**Task to complete**
Copy every line of the following data that includes the string "ylabel".

**Data in this exercise**
◇ ◇ ◇ ◇ ◇ ◇ ◇
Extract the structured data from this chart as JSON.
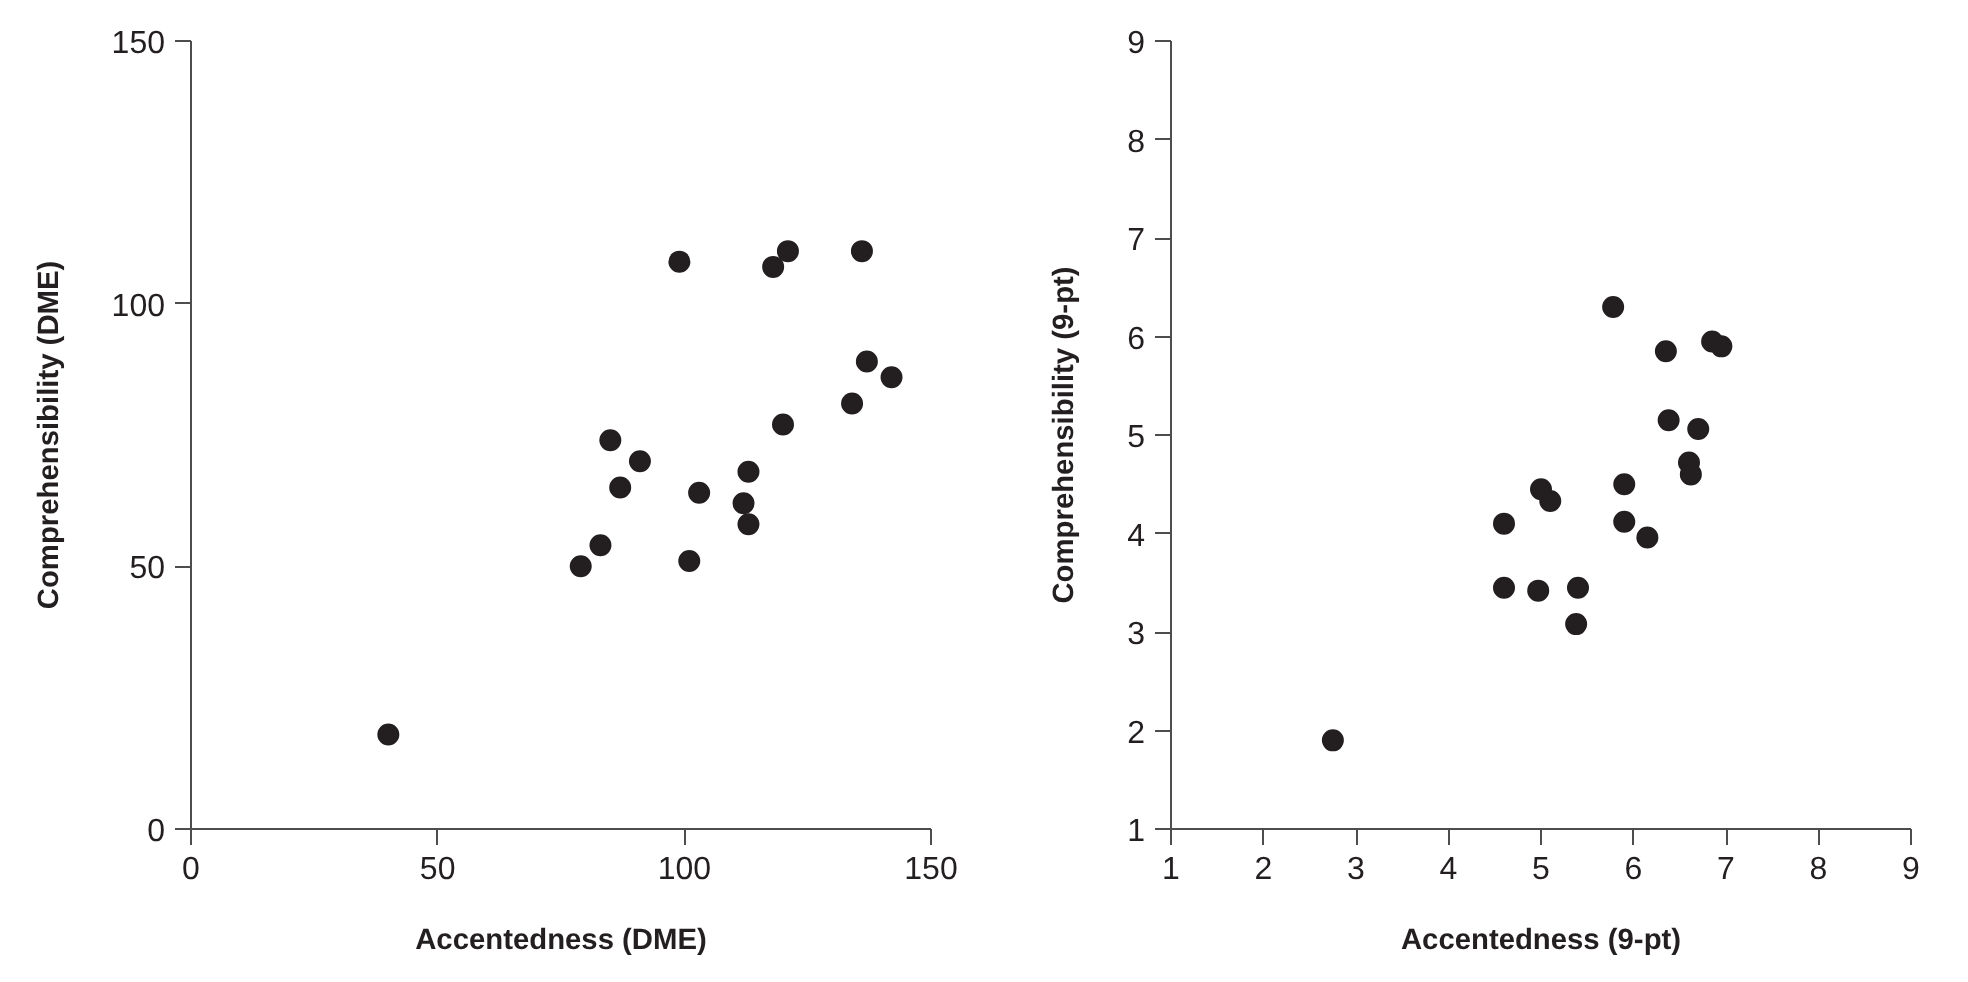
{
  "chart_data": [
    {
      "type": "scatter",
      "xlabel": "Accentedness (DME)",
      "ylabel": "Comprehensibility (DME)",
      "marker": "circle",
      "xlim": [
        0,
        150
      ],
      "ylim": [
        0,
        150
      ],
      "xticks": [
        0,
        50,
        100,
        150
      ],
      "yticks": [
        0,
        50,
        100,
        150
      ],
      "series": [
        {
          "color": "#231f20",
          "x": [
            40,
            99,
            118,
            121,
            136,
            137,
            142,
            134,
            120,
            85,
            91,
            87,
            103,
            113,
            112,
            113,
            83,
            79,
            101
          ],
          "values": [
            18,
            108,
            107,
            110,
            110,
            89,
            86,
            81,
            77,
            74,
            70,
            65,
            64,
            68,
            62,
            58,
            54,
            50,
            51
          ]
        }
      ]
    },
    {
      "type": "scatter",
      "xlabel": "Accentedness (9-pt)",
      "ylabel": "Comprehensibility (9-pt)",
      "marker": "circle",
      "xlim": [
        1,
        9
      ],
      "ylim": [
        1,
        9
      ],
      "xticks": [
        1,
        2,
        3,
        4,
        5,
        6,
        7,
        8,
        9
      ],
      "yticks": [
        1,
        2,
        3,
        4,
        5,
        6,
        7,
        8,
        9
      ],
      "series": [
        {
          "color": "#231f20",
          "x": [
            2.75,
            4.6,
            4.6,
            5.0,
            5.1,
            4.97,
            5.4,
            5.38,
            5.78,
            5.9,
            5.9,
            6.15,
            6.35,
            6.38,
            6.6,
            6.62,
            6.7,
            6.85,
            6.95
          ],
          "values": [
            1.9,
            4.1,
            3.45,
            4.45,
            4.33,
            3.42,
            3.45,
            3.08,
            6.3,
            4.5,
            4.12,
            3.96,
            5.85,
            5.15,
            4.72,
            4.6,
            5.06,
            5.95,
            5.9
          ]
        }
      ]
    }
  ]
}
◇ ◇ ◇ ◇ ◇ ◇ ◇
**Correct output**
      "ylabel": "Comprehensibility (DME)",
      "ylabel": "Comprehensibility (9-pt)",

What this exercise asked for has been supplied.